▸ List of tasks:
[1] Please copy the TransLink COVID-19 text word for word, starting with "At this time, we" and going on through "of viral spread.".
[2] In one to three sentences, explain why TransLink stays in contact with regional health authorities and other transit agencies, according to the TransLink COVID-19 text.
[3] Carry on the TransLink COVID-19 text from its last sentence, keeping the same voice.
*** Exercise text
We will keep customers up to date using social media channels, TransLink customer information (604.953.3333) and our website.
In addition to daily cleaning schedules, we’re spraying the entire bus fleet with a strong disinfectant each week. We’re also cleaning Stations and Bus Loops, SkyTrain, SeaBus, West Coast Express and HandyDART.
What is TransLink’s approach to COVID-19?
TransLink is following the lead of health officials when it comes to our response to COVID-19. We want to remind everyone that we need to work together, and that we need your help to keep the system safe and clean for yourself and those around you.
TransLink is closely monitoring the situation and we remain in contact with regional health authorities and other transit agencies in order to determine best practices and ensure our response is appropriate.
At this time, we have not been directed to make any operational changes, however, we are all taking steps to ensure a high standard of cleanliness is maintained in order to reduce any potential risk of viral spread.
******
*** Information supplied
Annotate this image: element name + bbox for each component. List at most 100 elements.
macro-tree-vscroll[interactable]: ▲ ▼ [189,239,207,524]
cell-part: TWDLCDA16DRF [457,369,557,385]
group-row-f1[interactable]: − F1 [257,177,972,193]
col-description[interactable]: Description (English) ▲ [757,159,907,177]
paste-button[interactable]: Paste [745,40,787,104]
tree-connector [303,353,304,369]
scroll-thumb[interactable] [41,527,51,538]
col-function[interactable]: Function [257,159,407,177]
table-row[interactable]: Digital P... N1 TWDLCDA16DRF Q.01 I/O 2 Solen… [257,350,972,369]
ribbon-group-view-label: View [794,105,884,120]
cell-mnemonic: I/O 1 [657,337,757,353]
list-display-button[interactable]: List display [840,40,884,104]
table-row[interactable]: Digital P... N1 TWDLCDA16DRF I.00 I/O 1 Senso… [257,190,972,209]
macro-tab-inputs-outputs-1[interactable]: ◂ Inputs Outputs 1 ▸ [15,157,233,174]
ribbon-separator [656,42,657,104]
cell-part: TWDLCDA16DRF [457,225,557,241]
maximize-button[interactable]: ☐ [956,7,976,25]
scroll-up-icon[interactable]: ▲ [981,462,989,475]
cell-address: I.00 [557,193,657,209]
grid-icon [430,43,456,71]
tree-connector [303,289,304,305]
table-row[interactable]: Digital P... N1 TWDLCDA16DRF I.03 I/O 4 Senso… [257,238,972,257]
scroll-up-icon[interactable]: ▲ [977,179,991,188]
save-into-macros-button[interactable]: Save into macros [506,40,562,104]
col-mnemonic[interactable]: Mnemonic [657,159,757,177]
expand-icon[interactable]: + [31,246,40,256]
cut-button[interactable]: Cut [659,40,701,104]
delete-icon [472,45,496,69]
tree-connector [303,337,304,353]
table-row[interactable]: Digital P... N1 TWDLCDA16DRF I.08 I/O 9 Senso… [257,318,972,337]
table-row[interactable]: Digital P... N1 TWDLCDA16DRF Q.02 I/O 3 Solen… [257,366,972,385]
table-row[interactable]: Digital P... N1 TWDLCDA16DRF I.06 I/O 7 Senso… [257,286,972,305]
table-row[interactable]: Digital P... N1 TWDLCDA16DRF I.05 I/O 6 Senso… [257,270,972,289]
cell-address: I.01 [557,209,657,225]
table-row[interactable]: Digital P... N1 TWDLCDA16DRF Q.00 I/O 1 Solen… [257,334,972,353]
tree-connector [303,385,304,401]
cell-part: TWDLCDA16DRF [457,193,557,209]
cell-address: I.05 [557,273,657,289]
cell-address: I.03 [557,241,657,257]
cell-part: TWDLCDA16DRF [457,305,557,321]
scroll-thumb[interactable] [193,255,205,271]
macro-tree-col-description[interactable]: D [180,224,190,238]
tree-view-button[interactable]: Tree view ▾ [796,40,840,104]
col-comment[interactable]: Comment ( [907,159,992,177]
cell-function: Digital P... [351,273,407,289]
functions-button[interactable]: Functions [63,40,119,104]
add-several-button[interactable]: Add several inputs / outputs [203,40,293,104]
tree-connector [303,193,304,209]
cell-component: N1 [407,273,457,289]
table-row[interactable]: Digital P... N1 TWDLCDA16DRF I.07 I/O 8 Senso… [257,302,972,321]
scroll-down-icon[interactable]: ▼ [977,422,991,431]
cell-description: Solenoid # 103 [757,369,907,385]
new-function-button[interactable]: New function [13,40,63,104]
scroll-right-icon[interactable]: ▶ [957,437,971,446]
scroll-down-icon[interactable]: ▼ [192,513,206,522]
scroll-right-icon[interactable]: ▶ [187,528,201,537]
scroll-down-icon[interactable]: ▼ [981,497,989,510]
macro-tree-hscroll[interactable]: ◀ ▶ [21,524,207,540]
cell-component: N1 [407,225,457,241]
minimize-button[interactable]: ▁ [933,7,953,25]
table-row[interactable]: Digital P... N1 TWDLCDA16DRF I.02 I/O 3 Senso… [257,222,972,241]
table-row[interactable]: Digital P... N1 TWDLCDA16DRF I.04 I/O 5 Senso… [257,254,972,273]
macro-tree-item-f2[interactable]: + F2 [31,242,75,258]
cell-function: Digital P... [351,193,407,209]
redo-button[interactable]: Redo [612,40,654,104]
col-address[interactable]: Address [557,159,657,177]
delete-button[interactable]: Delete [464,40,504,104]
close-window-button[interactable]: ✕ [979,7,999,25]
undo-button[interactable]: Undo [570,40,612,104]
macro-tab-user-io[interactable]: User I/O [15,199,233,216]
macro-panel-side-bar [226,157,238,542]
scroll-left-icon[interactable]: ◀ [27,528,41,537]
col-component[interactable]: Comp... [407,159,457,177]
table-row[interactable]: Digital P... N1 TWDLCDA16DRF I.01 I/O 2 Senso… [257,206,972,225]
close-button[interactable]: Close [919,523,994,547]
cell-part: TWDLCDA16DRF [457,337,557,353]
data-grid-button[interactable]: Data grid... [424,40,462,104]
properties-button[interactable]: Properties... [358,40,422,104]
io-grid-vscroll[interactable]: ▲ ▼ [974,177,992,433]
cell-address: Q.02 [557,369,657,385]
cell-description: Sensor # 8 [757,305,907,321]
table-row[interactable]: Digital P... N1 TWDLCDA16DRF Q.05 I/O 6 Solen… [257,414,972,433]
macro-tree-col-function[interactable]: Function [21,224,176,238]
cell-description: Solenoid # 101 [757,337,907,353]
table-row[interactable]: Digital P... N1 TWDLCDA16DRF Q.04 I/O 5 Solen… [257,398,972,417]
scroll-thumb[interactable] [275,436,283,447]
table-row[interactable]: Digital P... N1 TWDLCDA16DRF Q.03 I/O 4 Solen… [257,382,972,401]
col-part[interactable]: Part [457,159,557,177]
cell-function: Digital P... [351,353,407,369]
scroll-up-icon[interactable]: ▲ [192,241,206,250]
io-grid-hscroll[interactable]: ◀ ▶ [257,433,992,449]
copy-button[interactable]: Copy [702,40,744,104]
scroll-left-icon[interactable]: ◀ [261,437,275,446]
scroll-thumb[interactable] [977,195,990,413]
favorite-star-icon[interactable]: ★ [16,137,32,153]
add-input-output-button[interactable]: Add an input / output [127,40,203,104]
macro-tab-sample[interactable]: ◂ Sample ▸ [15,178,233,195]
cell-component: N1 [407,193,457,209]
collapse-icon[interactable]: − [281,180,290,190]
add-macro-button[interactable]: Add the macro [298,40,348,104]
******
▸ Answers per task:
[1]
At this time, we have not been directed to make any operational changes, however, we are all taking steps to ensure a high standard of cleanliness is maintained in order to reduce any potential risk of viral spread.

[2] TransLink stays in contact with regional health authorities and other transit agencies to determine best practices. It also does this to ensure its response to COVID-19 is appropriate.

[3]
How’s TransLink keeping the transit system clean?
Facilities: Stations and bus loops across the TransLink network are being cleaned at least once per day, including a disinfectant wipe down of stair and escalator handrails, elevator buttons, door handles, fare gates, Compass vending machines, garbage handles, benches, seats, emergency cabinets and emergency phones.
SkyTrain: All SkyTrain cars are cleaned overnight and receive a disinfectant wipe down of poles, seats, ceilings, handles, windows, sills, and other surfaces within the cars.
Bus & SeaBus: The entire Bus and SeaBus fleet are being sprayed using a strong disinfectant each week, which comes in addition to daily cleaning schedules.
HandyDART: All HandyDART vehicles are being cleaned and disinfected everyday.
West Coast Express: All trains are cleaned and disinfected each evening once they come out of service.
Social Distancing and Protective Measures on Public Transit
Consistent with the advice from health officials, if people are feeling unwell, they should stay home and avoid public transit.
The best ways to prevent contracting or spreading a contagious illness are frequent and thorough hand washing with soap and water, coughing or sneezing into tissues, and staying home if you are sick.
Over the past several days we have seen ridership in decline, meaning that transit services have fewer passengers, which allows for more social distancing.
We are preventing customers from using some seats on SeaBus to allow social distancing for our operators.
On certain buses, customers will not be able to sit in seats which are near bus operators.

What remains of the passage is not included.